Show every line in the records below that contains the word "true".
⁂
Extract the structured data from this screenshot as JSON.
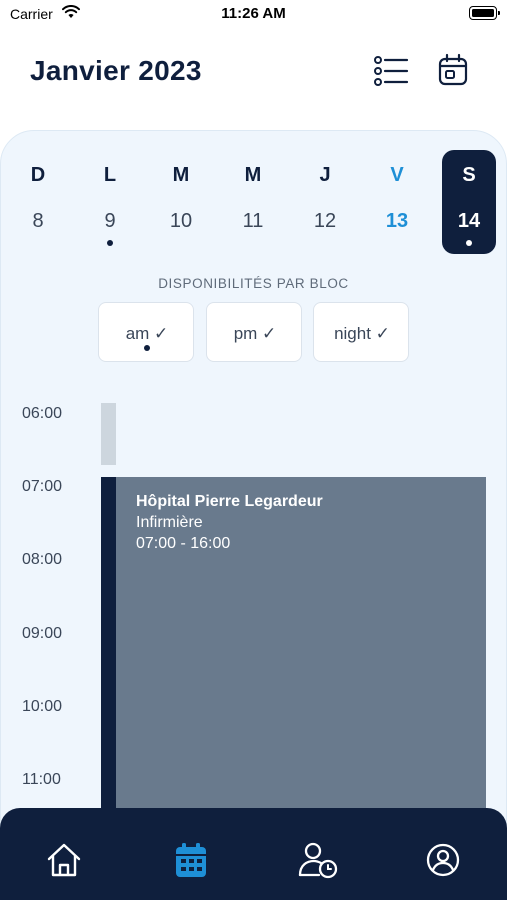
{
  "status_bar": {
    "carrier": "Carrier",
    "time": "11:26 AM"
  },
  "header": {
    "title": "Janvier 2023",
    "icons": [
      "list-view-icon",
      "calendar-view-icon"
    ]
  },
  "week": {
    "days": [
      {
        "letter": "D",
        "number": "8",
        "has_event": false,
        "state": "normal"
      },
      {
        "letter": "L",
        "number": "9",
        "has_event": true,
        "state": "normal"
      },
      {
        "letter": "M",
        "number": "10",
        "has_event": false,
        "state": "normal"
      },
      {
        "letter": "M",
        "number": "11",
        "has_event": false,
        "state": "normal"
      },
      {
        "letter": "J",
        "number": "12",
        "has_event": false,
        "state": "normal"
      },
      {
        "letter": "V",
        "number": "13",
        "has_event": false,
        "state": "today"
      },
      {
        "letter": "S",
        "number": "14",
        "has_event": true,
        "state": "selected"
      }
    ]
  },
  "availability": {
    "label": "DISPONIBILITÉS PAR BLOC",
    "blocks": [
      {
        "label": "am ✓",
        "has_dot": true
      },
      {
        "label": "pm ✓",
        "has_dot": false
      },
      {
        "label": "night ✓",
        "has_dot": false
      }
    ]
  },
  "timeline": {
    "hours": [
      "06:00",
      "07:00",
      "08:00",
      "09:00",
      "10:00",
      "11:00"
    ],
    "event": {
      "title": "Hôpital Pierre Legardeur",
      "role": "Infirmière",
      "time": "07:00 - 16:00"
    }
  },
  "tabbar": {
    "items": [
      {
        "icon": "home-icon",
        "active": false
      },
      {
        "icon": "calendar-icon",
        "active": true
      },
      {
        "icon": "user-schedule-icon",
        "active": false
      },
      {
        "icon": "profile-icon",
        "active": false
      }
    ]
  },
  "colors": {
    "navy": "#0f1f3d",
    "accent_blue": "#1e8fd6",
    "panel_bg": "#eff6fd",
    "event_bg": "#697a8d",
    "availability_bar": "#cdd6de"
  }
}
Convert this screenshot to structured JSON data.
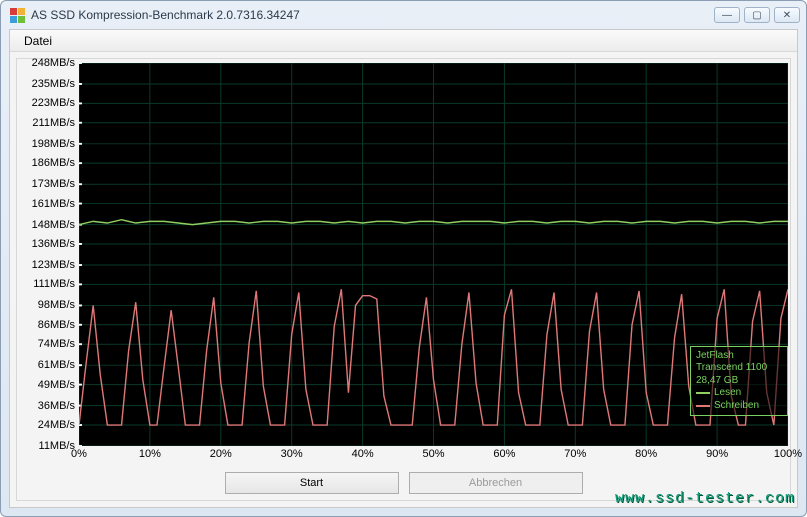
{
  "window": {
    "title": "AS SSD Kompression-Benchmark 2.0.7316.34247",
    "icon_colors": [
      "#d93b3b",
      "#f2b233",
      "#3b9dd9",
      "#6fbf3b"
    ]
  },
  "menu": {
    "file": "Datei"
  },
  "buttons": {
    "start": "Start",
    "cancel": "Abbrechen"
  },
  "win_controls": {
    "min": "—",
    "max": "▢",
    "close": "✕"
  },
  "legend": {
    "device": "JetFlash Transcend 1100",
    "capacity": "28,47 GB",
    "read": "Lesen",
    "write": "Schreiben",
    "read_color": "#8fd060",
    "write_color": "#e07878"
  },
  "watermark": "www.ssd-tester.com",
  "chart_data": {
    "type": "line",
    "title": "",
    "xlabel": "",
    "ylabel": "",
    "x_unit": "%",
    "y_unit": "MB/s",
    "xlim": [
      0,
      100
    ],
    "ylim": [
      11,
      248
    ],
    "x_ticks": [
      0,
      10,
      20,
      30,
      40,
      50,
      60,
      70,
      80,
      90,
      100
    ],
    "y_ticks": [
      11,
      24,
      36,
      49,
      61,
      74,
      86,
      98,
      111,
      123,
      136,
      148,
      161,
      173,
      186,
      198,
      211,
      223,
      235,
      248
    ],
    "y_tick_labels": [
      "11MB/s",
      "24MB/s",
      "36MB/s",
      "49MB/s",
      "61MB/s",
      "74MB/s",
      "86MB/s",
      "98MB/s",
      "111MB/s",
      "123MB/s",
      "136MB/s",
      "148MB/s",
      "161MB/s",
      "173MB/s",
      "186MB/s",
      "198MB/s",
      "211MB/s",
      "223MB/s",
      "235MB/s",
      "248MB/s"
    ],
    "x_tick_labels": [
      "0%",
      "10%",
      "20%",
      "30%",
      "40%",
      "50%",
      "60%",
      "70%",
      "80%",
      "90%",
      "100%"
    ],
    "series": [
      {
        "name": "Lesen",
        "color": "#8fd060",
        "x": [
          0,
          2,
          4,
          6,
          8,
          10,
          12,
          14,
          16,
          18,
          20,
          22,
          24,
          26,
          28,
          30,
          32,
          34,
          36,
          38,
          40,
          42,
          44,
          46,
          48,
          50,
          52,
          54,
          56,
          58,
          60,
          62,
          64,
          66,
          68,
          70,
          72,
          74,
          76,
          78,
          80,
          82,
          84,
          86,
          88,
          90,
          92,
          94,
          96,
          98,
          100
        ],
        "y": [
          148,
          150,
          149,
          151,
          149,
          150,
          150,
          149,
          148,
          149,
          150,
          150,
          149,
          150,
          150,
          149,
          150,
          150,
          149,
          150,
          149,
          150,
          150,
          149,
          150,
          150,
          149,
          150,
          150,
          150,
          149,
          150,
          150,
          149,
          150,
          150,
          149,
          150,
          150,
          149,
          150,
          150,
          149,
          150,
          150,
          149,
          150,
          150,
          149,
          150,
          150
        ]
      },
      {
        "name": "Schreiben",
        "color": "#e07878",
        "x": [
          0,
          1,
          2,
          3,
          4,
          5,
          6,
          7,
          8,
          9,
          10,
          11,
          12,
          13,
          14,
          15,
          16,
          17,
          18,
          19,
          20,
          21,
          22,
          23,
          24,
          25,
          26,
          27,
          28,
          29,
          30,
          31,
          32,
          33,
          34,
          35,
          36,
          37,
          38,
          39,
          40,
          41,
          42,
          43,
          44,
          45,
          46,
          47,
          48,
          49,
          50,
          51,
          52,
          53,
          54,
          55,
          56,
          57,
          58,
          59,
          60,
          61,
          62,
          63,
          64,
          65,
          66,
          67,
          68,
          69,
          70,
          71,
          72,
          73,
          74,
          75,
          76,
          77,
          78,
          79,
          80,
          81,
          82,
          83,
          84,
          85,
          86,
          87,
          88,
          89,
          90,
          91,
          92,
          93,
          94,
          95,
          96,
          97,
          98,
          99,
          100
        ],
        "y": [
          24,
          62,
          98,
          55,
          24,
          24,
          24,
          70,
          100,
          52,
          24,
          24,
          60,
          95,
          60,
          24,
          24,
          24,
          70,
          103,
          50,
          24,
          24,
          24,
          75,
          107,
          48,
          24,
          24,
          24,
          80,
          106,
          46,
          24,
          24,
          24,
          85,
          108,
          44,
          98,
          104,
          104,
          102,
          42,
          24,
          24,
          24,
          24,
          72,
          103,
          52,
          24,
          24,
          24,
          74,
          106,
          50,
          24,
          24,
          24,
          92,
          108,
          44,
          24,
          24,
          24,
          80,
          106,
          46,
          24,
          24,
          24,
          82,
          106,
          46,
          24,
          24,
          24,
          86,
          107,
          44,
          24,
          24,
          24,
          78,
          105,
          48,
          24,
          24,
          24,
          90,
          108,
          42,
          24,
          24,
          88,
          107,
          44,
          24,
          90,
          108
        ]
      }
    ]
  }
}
⁂
◆ Exercise solution:
        "has_event": true,
        "has_event": true,
        "has_dot": true
        "active": true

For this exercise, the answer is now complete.